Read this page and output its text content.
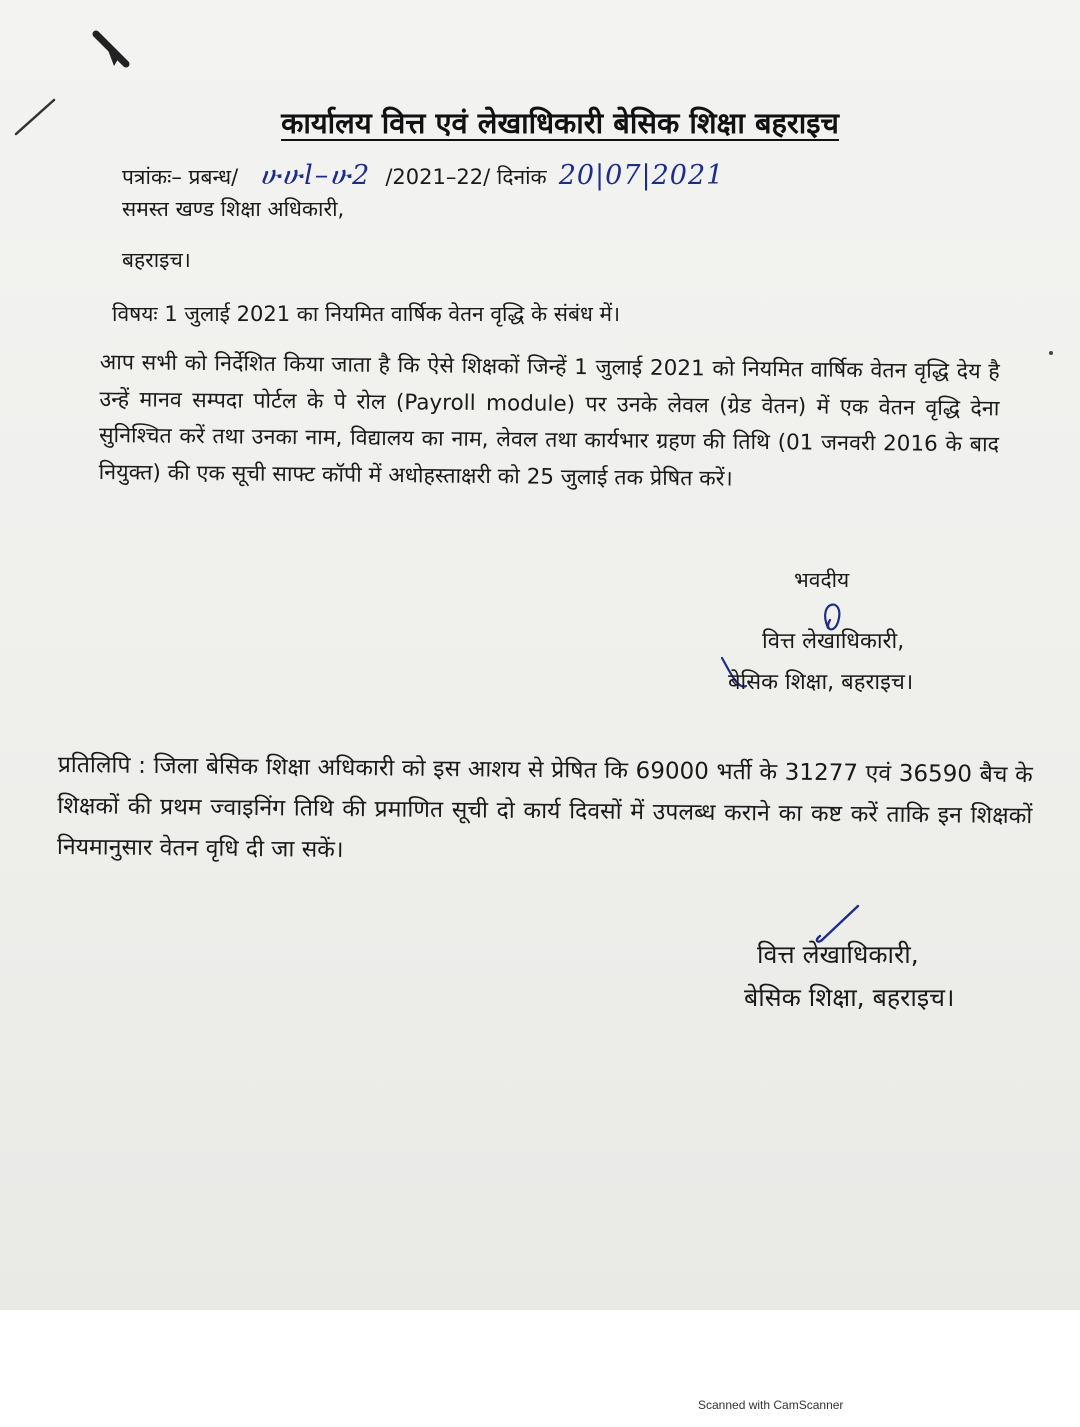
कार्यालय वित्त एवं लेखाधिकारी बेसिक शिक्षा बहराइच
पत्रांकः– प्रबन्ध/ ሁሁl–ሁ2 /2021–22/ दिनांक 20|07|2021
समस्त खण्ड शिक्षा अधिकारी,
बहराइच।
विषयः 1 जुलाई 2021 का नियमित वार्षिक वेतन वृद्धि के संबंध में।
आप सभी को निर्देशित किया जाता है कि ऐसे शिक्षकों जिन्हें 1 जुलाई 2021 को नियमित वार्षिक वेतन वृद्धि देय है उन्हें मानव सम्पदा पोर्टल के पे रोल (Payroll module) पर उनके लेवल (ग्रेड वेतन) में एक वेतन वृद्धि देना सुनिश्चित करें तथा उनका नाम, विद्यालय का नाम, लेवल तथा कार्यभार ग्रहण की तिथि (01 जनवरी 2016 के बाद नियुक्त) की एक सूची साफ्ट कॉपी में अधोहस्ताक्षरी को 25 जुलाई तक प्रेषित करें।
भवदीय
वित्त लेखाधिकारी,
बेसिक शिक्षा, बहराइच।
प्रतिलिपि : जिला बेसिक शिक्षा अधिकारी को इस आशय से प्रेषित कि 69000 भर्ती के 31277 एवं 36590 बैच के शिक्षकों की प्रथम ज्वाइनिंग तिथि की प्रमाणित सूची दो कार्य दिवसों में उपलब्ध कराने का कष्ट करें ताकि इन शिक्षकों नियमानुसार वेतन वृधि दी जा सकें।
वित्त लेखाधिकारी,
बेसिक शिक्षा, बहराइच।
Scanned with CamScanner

-=-=-

**PROMPT:** Omit the pictures and restate the rest of the records verbatim.

**RESULT FOR THIS TASK:**
Read this page and output its text content.
कार्यालय वित्त एवं लेखाधिकारी बेसिक शिक्षा बहराइच
पत्रांकः– प्रबन्ध/ ሁሁl–ሁ2 /2021–22/ दिनांक 20|07|2021
समस्त खण्ड शिक्षा अधिकारी,
बहराइच।
विषयः 1 जुलाई 2021 का नियमित वार्षिक वेतन वृद्धि के संबंध में।
आप सभी को निर्देशित किया जाता है कि ऐसे शिक्षकों जिन्हें 1 जुलाई 2021 को नियमित वार्षिक वेतन वृद्धि देय है उन्हें मानव सम्पदा पोर्टल के पे रोल (Payroll module) पर उनके लेवल (ग्रेड वेतन) में एक वेतन वृद्धि देना सुनिश्चित करें तथा उनका नाम, विद्यालय का नाम, लेवल तथा कार्यभार ग्रहण की तिथि (01 जनवरी 2016 के बाद नियुक्त) की एक सूची साफ्ट कॉपी में अधोहस्ताक्षरी को 25 जुलाई तक प्रेषित करें।
भवदीय
वित्त लेखाधिकारी,
बेसिक शिक्षा, बहराइच।
प्रतिलिपि : जिला बेसिक शिक्षा अधिकारी को इस आशय से प्रेषित कि 69000 भर्ती के 31277 एवं 36590 बैच के शिक्षकों की प्रथम ज्वाइनिंग तिथि की प्रमाणित सूची दो कार्य दिवसों में उपलब्ध कराने का कष्ट करें ताकि इन शिक्षकों नियमानुसार वेतन वृधि दी जा सकें।
वित्त लेखाधिकारी,
बेसिक शिक्षा, बहराइच।
Scanned with CamScanner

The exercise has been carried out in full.